» Stated task
Within the records below, find each line that holds the string "this", then copy it.

Stored data entries
━━━━━━━━━━━━━━━━

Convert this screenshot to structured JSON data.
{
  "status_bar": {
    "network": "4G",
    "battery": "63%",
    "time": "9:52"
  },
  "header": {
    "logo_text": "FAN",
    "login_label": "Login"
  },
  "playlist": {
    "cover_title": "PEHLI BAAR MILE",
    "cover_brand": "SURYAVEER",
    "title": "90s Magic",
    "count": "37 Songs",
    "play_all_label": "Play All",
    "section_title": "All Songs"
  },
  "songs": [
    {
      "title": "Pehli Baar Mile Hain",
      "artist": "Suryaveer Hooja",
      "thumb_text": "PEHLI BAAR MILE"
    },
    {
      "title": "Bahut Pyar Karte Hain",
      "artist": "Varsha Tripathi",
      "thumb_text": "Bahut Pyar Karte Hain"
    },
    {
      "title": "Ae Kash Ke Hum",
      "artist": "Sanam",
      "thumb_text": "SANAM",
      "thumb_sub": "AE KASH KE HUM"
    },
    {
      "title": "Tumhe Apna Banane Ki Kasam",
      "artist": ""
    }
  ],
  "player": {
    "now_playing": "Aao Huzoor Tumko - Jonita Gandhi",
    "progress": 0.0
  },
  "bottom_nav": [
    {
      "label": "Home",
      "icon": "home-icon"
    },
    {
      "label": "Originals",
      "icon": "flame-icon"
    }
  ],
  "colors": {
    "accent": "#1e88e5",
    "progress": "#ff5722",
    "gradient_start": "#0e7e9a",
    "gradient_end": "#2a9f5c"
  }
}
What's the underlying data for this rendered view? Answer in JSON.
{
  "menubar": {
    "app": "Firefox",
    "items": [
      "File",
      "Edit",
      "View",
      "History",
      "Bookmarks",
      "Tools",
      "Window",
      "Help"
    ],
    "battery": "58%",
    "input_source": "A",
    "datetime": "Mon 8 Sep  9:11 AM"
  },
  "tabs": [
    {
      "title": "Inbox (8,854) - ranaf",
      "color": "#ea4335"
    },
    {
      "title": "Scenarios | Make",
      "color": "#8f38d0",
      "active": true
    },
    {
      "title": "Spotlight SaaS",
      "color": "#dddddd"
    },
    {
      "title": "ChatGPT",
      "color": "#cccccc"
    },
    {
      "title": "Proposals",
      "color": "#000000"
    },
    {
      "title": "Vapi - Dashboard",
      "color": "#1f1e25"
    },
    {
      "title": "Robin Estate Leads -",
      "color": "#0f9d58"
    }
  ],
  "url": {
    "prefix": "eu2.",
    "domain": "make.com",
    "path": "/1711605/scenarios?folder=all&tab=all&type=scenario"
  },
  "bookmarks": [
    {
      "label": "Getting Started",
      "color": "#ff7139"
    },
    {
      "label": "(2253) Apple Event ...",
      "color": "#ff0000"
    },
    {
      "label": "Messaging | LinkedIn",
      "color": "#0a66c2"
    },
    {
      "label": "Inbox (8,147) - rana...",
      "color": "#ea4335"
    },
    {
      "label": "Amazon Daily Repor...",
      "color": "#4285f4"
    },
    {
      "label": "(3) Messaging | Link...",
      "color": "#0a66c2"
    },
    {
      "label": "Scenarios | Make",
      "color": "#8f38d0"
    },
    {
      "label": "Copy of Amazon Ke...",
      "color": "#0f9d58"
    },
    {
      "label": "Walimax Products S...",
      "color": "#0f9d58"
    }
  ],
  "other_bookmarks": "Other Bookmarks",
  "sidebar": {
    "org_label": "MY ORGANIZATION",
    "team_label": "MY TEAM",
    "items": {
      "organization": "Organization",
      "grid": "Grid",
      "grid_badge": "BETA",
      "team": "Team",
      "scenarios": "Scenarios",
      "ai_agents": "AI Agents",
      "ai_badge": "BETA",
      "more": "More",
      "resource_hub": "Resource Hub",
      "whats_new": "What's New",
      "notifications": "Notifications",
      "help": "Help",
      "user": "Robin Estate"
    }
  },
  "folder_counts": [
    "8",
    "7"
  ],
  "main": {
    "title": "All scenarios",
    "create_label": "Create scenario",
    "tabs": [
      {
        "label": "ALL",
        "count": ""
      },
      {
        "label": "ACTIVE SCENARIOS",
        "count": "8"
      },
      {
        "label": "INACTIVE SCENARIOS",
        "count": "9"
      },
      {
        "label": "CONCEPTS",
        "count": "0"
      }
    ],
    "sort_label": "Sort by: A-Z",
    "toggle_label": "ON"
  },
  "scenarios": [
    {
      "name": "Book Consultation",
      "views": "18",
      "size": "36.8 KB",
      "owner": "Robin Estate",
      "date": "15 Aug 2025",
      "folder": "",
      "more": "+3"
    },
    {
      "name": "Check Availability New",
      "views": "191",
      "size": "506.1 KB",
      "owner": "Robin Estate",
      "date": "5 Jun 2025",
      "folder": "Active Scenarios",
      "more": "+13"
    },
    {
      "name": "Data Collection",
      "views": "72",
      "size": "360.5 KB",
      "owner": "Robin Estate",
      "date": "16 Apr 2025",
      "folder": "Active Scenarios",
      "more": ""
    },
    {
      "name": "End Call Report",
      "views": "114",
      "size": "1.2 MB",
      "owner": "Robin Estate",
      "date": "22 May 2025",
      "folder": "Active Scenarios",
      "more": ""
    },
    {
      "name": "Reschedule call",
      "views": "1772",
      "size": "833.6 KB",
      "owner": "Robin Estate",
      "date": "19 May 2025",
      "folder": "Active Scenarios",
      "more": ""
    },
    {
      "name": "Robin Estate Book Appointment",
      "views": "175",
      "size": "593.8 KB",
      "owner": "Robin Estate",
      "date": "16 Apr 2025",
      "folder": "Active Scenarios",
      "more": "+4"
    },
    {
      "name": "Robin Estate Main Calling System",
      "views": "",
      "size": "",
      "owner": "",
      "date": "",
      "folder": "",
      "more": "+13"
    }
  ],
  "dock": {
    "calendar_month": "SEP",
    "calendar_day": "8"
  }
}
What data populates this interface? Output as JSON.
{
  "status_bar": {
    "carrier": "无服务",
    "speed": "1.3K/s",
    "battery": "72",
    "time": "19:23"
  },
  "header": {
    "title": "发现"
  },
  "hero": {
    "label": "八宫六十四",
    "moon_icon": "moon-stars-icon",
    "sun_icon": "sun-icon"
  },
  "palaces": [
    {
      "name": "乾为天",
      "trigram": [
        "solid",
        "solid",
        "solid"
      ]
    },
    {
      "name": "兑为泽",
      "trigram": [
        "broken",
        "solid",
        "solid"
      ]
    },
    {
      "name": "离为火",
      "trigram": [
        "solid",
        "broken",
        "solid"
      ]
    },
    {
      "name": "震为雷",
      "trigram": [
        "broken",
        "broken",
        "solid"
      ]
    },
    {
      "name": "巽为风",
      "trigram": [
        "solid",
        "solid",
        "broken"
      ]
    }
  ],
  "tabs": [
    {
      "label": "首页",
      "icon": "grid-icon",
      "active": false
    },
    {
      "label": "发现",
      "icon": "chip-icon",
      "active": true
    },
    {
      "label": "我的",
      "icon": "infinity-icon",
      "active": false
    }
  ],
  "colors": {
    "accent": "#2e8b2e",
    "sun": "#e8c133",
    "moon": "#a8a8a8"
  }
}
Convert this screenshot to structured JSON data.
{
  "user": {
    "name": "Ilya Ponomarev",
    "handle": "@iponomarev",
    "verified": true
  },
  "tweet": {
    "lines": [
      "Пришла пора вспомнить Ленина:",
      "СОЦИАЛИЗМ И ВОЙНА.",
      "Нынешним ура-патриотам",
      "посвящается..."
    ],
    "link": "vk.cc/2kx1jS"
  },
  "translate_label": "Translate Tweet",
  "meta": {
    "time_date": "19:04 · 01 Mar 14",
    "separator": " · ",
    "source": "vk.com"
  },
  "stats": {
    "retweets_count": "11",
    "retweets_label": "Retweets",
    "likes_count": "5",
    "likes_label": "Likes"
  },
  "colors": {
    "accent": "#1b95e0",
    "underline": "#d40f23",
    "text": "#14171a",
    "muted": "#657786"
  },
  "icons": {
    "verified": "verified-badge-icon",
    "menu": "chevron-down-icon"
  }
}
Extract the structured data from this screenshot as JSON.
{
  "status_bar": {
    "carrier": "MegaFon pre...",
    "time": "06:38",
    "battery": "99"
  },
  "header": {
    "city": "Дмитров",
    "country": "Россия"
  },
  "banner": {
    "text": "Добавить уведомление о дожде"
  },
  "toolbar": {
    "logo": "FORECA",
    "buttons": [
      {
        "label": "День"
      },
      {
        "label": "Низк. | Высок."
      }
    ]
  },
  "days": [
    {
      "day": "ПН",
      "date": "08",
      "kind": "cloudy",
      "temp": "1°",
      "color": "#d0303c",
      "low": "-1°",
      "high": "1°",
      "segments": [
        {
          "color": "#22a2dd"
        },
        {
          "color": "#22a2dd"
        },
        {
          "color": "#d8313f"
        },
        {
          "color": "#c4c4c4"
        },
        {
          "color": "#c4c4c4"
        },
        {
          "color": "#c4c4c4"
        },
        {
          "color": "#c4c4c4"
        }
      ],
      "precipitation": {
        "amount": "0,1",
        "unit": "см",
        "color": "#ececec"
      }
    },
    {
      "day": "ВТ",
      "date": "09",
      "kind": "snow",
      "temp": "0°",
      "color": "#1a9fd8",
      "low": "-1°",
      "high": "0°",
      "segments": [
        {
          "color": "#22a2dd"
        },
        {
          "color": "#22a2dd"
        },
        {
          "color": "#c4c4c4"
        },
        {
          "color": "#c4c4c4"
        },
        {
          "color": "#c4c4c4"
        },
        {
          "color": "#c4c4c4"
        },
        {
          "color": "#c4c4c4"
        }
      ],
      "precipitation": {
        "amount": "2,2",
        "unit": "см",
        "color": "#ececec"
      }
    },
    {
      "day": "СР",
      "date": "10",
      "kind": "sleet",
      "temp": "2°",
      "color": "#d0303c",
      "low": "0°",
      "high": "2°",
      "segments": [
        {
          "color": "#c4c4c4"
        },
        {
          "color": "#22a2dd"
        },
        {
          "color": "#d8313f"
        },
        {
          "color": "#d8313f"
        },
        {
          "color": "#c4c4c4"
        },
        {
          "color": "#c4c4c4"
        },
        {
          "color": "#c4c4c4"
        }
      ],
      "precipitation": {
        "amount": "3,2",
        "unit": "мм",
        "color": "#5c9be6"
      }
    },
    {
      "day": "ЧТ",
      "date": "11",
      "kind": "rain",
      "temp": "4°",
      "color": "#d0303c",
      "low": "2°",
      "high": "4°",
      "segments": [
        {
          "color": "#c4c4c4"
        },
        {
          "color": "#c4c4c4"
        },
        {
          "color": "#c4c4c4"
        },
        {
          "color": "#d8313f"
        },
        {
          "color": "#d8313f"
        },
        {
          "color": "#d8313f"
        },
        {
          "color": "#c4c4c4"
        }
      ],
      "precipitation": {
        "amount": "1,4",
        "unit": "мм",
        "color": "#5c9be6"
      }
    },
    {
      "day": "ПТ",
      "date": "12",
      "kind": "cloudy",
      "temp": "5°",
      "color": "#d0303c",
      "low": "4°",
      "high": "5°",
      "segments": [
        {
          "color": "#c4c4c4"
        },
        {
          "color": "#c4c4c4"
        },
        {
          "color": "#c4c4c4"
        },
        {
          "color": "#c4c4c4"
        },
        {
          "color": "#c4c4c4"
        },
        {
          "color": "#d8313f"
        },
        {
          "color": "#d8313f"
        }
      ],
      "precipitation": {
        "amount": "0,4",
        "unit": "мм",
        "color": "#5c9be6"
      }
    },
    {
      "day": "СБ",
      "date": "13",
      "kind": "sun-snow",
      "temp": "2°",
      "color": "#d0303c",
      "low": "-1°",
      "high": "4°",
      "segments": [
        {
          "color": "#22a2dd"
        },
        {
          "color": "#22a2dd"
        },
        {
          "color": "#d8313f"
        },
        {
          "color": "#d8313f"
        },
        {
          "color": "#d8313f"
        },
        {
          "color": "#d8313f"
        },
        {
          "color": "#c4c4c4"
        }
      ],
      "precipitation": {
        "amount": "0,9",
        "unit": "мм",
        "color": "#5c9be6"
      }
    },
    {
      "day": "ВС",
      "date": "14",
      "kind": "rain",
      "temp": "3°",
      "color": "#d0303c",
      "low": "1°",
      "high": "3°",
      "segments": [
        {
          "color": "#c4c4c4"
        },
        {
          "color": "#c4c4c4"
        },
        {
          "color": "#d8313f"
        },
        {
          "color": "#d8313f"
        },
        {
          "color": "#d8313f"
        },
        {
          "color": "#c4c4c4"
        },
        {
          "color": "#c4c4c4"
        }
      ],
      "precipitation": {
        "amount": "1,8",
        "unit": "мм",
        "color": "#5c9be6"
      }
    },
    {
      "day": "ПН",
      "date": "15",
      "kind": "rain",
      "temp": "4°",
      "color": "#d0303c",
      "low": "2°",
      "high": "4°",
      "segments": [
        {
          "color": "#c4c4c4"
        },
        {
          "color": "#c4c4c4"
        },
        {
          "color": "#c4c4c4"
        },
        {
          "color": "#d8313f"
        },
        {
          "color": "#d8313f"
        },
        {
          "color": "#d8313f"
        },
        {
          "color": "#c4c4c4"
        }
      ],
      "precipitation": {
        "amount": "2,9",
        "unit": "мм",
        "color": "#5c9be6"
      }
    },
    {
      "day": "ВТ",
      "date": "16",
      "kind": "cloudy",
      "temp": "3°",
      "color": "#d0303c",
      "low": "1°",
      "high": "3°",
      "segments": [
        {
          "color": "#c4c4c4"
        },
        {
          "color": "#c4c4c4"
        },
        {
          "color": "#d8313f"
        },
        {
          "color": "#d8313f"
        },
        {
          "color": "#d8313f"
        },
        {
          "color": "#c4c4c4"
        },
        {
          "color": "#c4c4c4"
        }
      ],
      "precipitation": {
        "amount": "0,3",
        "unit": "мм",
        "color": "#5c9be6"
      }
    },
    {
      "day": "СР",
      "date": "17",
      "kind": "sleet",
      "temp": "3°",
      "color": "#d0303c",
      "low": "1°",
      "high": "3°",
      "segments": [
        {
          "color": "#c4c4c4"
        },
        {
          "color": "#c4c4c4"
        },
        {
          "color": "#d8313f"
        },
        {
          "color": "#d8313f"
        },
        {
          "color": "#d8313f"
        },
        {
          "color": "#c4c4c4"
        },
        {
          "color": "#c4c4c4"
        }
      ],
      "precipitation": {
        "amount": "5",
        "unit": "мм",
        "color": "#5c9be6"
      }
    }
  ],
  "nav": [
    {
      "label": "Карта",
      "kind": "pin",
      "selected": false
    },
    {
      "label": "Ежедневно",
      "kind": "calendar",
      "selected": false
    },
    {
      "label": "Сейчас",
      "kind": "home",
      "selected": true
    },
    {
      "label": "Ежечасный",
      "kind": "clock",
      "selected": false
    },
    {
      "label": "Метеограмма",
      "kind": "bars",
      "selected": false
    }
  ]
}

━━━━━━━━━━━━━━━━

» The output
Convert this screenshot to structured JSON data.
What's the underlying data for this rendered view? Answer in JSON.
What data populates this interface? Output as JSON.
Convert this screenshot to structured JSON data.
Extract the structured data from this screenshot as JSON.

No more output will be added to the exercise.